Boxed element rows:
++++++++

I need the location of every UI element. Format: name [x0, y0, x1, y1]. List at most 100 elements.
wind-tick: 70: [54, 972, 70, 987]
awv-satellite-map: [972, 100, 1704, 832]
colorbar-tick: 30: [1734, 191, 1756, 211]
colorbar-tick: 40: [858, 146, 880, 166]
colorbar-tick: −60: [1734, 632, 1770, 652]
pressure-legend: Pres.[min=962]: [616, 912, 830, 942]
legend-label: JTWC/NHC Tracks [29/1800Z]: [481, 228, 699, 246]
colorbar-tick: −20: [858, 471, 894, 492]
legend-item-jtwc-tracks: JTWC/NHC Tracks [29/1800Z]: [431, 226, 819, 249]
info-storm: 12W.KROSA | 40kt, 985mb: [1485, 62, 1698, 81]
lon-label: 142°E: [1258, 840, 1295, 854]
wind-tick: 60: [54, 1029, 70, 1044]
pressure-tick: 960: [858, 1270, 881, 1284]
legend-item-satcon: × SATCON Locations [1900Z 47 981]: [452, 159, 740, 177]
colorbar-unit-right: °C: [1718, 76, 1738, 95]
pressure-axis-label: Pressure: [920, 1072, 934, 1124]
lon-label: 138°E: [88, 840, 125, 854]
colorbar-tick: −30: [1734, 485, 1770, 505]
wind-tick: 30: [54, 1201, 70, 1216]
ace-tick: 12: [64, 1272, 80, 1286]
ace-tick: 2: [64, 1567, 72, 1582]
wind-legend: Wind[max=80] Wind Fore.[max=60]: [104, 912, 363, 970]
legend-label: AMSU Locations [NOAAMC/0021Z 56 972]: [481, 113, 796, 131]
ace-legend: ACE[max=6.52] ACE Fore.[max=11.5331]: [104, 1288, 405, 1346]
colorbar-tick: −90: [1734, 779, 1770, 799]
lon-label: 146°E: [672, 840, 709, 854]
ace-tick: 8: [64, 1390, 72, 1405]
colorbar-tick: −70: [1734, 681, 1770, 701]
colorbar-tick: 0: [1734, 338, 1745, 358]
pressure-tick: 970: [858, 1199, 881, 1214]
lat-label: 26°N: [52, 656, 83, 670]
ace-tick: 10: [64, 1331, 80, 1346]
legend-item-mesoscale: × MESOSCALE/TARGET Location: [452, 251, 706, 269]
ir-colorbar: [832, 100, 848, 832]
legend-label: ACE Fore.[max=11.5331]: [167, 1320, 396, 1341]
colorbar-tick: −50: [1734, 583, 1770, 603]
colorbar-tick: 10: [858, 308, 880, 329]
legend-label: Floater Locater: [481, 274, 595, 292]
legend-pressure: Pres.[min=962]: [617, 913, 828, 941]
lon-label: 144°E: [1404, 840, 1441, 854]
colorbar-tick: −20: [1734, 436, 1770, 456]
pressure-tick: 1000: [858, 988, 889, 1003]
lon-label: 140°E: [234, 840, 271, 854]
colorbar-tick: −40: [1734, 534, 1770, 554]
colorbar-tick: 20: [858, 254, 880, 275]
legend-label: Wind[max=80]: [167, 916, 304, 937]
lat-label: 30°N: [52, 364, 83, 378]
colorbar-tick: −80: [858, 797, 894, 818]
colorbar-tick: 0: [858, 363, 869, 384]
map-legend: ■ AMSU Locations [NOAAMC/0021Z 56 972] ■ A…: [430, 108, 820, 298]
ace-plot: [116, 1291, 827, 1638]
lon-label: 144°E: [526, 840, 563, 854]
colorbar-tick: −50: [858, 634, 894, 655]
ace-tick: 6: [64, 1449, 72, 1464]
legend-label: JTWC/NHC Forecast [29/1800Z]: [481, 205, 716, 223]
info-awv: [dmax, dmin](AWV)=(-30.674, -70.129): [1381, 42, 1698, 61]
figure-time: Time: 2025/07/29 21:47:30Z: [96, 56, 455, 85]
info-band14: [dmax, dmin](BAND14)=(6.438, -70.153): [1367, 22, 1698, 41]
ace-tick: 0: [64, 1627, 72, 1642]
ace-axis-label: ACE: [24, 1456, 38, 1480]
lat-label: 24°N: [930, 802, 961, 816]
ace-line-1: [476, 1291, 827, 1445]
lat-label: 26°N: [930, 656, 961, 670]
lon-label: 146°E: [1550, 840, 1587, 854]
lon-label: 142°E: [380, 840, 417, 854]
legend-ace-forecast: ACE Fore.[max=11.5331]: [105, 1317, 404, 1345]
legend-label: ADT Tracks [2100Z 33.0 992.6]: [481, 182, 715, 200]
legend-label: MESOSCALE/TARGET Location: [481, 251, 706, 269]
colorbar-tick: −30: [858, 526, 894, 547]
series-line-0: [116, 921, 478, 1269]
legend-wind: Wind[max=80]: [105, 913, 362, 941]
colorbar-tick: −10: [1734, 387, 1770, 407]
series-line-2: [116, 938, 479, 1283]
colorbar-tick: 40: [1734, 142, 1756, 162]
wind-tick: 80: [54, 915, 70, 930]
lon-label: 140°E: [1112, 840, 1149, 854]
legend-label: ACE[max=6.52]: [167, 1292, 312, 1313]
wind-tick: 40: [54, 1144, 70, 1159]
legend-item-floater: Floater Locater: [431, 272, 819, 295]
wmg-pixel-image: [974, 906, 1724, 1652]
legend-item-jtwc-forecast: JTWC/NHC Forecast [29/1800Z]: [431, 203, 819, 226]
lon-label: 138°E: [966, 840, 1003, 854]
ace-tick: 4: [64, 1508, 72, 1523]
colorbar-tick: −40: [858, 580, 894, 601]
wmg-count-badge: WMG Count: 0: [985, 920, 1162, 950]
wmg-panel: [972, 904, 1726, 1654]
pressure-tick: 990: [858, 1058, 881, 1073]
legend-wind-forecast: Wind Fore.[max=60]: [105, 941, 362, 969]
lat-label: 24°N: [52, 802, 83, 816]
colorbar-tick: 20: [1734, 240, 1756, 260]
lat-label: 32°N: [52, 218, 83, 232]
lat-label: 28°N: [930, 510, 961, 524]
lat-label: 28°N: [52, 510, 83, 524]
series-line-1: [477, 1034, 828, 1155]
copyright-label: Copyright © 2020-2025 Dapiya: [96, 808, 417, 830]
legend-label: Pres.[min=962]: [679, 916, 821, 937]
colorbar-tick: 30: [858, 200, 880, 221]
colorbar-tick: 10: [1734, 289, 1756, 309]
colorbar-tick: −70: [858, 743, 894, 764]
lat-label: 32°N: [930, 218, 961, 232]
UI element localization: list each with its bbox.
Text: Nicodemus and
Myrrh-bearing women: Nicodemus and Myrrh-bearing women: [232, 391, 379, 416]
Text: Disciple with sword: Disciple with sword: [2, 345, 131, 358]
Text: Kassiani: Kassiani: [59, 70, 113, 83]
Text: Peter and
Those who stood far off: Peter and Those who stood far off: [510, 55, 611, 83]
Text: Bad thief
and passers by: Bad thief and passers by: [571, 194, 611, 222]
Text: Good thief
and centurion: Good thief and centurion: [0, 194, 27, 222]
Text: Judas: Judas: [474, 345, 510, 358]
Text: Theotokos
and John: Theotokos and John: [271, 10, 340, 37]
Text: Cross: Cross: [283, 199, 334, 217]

++++++++

## Objective
Update the rows from the beginning up to and including the line with "colorbar-tick: −60: [1734, 632, 1770, 652]" by putting "ir-scale-tick" wherever "colorbar-tick" appears, with nothing else changed. Return only those lines.

## Result of the exercise
I need the location of every UI element. Format: name [x0, y0, x1, y1]. List at most 100 elements.
wind-tick: 70: [54, 972, 70, 987]
awv-satellite-map: [972, 100, 1704, 832]
ir-scale-tick: 30: [1734, 191, 1756, 211]
ir-scale-tick: 40: [858, 146, 880, 166]
ir-scale-tick: −60: [1734, 632, 1770, 652]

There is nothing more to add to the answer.